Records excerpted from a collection
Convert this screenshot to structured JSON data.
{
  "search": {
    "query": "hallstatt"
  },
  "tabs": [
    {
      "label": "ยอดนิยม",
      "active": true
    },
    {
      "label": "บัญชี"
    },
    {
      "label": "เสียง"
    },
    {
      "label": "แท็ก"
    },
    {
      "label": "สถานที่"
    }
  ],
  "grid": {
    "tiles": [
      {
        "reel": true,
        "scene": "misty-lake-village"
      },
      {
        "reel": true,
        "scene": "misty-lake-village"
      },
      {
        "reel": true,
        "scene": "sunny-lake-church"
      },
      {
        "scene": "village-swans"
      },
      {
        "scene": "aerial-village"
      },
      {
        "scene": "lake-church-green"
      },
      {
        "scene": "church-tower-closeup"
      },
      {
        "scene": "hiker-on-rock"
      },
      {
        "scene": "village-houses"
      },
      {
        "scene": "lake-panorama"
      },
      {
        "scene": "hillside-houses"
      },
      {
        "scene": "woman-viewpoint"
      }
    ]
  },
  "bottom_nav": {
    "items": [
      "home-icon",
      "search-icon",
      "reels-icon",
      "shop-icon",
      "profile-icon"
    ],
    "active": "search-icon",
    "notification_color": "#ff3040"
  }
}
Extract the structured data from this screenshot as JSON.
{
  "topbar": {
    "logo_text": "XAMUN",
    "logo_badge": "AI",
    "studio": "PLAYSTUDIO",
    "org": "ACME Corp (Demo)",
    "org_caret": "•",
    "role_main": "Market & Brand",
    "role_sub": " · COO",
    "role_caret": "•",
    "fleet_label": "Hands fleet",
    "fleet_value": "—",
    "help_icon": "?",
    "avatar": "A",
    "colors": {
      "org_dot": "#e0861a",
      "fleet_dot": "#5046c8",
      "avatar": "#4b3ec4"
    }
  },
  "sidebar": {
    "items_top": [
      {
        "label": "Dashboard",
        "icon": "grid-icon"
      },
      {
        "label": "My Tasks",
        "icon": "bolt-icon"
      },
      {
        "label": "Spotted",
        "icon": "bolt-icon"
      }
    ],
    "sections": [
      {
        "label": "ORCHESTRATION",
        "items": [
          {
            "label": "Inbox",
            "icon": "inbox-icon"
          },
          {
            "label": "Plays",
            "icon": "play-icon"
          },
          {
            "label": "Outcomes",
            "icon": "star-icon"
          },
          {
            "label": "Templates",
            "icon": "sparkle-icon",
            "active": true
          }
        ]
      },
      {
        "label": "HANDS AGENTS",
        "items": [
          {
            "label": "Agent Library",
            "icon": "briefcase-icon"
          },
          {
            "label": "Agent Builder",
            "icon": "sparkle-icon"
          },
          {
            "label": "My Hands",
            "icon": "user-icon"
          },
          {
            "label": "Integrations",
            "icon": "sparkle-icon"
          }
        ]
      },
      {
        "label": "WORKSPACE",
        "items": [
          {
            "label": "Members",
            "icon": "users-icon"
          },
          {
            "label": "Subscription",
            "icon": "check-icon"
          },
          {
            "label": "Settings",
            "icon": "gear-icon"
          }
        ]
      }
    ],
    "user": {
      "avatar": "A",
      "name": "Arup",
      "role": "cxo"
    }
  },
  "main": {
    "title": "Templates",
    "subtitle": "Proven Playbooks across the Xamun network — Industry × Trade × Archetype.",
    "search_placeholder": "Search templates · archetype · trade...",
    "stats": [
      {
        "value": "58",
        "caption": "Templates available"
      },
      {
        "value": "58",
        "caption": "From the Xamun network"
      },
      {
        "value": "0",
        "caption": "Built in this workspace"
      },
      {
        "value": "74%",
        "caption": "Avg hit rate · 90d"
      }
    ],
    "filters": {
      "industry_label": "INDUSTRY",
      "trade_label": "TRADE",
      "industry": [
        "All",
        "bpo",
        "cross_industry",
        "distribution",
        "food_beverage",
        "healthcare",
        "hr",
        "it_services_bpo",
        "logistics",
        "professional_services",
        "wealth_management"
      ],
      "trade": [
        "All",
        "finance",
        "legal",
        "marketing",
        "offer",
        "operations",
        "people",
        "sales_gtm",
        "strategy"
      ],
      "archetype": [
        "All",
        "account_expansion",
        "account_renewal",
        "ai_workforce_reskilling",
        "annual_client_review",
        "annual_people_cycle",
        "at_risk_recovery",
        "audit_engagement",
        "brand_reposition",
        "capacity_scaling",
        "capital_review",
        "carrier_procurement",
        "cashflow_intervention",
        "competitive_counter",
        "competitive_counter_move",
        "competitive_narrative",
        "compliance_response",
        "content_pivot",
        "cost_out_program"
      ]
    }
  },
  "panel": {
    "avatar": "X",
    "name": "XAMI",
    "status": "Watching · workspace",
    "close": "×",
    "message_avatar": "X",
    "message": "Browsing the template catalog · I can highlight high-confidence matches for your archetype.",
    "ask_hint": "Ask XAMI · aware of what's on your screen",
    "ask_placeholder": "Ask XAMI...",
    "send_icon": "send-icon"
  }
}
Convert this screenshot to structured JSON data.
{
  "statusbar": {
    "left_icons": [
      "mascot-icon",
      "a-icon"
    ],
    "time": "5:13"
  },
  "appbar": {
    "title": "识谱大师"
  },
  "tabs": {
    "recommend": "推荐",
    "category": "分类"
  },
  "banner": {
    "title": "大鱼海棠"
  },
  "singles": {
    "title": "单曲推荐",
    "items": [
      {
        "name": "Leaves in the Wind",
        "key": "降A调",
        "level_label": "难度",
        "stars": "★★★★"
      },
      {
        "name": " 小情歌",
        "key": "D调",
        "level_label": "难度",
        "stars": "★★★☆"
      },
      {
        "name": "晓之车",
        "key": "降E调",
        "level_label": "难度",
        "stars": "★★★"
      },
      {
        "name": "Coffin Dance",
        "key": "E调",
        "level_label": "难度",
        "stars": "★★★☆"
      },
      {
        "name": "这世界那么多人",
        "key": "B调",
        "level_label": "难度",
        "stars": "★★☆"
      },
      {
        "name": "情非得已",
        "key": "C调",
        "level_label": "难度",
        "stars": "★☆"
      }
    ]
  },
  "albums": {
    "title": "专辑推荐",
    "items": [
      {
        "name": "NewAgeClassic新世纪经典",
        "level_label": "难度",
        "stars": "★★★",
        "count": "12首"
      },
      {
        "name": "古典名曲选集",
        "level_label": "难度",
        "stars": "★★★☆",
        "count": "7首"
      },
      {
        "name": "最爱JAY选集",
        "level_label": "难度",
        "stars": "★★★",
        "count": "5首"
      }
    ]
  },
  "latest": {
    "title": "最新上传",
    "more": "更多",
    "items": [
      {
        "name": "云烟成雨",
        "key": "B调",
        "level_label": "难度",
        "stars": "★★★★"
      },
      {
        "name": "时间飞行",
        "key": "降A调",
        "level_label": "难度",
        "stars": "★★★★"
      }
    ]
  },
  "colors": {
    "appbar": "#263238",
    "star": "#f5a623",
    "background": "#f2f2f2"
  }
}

Required work
Report how many lines of the data contain the word "active", using the number alone.

Response
3